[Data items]
____________
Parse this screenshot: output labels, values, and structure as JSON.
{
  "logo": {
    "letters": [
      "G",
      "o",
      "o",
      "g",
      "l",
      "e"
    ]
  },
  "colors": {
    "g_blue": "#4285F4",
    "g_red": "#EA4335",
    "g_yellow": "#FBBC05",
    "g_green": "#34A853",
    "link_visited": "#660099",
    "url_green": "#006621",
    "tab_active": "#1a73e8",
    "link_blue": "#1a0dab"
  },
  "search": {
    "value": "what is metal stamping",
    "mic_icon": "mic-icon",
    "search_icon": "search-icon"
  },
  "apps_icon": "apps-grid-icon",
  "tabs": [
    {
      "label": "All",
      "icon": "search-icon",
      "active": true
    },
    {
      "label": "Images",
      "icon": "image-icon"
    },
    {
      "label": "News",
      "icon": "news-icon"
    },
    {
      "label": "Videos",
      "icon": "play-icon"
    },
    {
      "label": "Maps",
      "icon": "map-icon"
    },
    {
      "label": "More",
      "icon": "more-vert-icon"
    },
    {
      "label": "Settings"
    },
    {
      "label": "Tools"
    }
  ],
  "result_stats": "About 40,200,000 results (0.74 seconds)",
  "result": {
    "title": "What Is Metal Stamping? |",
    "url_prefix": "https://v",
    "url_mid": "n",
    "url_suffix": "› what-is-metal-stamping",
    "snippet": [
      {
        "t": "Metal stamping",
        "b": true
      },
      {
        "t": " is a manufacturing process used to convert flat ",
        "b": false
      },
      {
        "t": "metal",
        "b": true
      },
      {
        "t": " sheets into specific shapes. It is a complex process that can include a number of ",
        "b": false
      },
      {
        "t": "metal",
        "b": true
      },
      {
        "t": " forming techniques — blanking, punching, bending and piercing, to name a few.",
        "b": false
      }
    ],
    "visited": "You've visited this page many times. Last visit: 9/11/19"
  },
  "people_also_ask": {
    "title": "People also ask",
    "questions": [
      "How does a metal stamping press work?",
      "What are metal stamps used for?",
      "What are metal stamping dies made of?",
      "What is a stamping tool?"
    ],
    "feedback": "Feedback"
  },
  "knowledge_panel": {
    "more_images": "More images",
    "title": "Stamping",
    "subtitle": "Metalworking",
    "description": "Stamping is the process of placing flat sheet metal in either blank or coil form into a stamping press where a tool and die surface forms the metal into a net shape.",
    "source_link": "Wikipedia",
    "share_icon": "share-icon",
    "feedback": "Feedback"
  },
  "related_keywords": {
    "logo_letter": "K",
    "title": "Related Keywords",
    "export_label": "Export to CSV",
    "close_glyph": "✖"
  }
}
____________
= Exercise prompt =
Restate all of the entries exactly, please.

= Complete output =
Parse this screenshot: output labels, values, and structure as JSON.
{
  "logo": {
    "letters": [
      "G",
      "o",
      "o",
      "g",
      "l",
      "e"
    ]
  },
  "colors": {
    "g_blue": "#4285F4",
    "g_red": "#EA4335",
    "g_yellow": "#FBBC05",
    "g_green": "#34A853",
    "link_visited": "#660099",
    "url_green": "#006621",
    "tab_active": "#1a73e8",
    "link_blue": "#1a0dab"
  },
  "search": {
    "value": "what is metal stamping",
    "mic_icon": "mic-icon",
    "search_icon": "search-icon"
  },
  "apps_icon": "apps-grid-icon",
  "tabs": [
    {
      "label": "All",
      "icon": "search-icon",
      "active": true
    },
    {
      "label": "Images",
      "icon": "image-icon"
    },
    {
      "label": "News",
      "icon": "news-icon"
    },
    {
      "label": "Videos",
      "icon": "play-icon"
    },
    {
      "label": "Maps",
      "icon": "map-icon"
    },
    {
      "label": "More",
      "icon": "more-vert-icon"
    },
    {
      "label": "Settings"
    },
    {
      "label": "Tools"
    }
  ],
  "result_stats": "About 40,200,000 results (0.74 seconds)",
  "result": {
    "title": "What Is Metal Stamping? |",
    "url_prefix": "https://v",
    "url_mid": "n",
    "url_suffix": "› what-is-metal-stamping",
    "snippet": [
      {
        "t": "Metal stamping",
        "b": true
      },
      {
        "t": " is a manufacturing process used to convert flat ",
        "b": false
      },
      {
        "t": "metal",
        "b": true
      },
      {
        "t": " sheets into specific shapes. It is a complex process that can include a number of ",
        "b": false
      },
      {
        "t": "metal",
        "b": true
      },
      {
        "t": " forming techniques — blanking, punching, bending and piercing, to name a few.",
        "b": false
      }
    ],
    "visited": "You've visited this page many times. Last visit: 9/11/19"
  },
  "people_also_ask": {
    "title": "People also ask",
    "questions": [
      "How does a metal stamping press work?",
      "What are metal stamps used for?",
      "What are metal stamping dies made of?",
      "What is a stamping tool?"
    ],
    "feedback": "Feedback"
  },
  "knowledge_panel": {
    "more_images": "More images",
    "title": "Stamping",
    "subtitle": "Metalworking",
    "description": "Stamping is the process of placing flat sheet metal in either blank or coil form into a stamping press where a tool and die surface forms the metal into a net shape.",
    "source_link": "Wikipedia",
    "share_icon": "share-icon",
    "feedback": "Feedback"
  },
  "related_keywords": {
    "logo_letter": "K",
    "title": "Related Keywords",
    "export_label": "Export to CSV",
    "close_glyph": "✖"
  }
}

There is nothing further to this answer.